## Work instructions
Repeat, exactly and completely, the material that follows. Omit the pictures.
-- BEGIN The records --
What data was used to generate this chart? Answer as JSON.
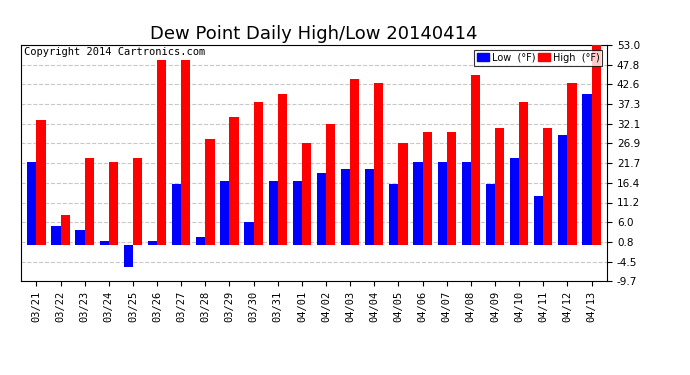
{
  "title": "Dew Point Daily High/Low 20140414",
  "copyright": "Copyright 2014 Cartronics.com",
  "dates": [
    "03/21",
    "03/22",
    "03/23",
    "03/24",
    "03/25",
    "03/26",
    "03/27",
    "03/28",
    "03/29",
    "03/30",
    "03/31",
    "04/01",
    "04/02",
    "04/03",
    "04/04",
    "04/05",
    "04/06",
    "04/07",
    "04/08",
    "04/09",
    "04/10",
    "04/11",
    "04/12",
    "04/13"
  ],
  "low_values": [
    22,
    5,
    4,
    1,
    -6,
    1,
    16,
    2,
    17,
    6,
    17,
    17,
    19,
    20,
    20,
    16,
    22,
    22,
    22,
    16,
    23,
    13,
    29,
    40
  ],
  "high_values": [
    33,
    8,
    23,
    22,
    23,
    49,
    49,
    28,
    34,
    38,
    40,
    27,
    32,
    44,
    43,
    27,
    30,
    30,
    45,
    31,
    38,
    31,
    43,
    53
  ],
  "low_color": "#0000ff",
  "high_color": "#ff0000",
  "bg_color": "#ffffff",
  "plot_bg_color": "#ffffff",
  "grid_color": "#c8c8c8",
  "ylim_min": -9.7,
  "ylim_max": 53.0,
  "yticks": [
    -9.7,
    -4.5,
    0.8,
    6.0,
    11.2,
    16.4,
    21.7,
    26.9,
    32.1,
    37.3,
    42.6,
    47.8,
    53.0
  ],
  "title_fontsize": 13,
  "tick_fontsize": 7.5,
  "copyright_fontsize": 7.5
}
-- END The records --
## Full response
What data was used to generate this chart? Answer as JSON.
{
  "title": "Dew Point Daily High/Low 20140414",
  "copyright": "Copyright 2014 Cartronics.com",
  "dates": [
    "03/21",
    "03/22",
    "03/23",
    "03/24",
    "03/25",
    "03/26",
    "03/27",
    "03/28",
    "03/29",
    "03/30",
    "03/31",
    "04/01",
    "04/02",
    "04/03",
    "04/04",
    "04/05",
    "04/06",
    "04/07",
    "04/08",
    "04/09",
    "04/10",
    "04/11",
    "04/12",
    "04/13"
  ],
  "low_values": [
    22,
    5,
    4,
    1,
    -6,
    1,
    16,
    2,
    17,
    6,
    17,
    17,
    19,
    20,
    20,
    16,
    22,
    22,
    22,
    16,
    23,
    13,
    29,
    40
  ],
  "high_values": [
    33,
    8,
    23,
    22,
    23,
    49,
    49,
    28,
    34,
    38,
    40,
    27,
    32,
    44,
    43,
    27,
    30,
    30,
    45,
    31,
    38,
    31,
    43,
    53
  ],
  "low_color": "#0000ff",
  "high_color": "#ff0000",
  "bg_color": "#ffffff",
  "plot_bg_color": "#ffffff",
  "grid_color": "#c8c8c8",
  "ylim_min": -9.7,
  "ylim_max": 53.0,
  "yticks": [
    -9.7,
    -4.5,
    0.8,
    6.0,
    11.2,
    16.4,
    21.7,
    26.9,
    32.1,
    37.3,
    42.6,
    47.8,
    53.0
  ],
  "title_fontsize": 13,
  "tick_fontsize": 7.5,
  "copyright_fontsize": 7.5
}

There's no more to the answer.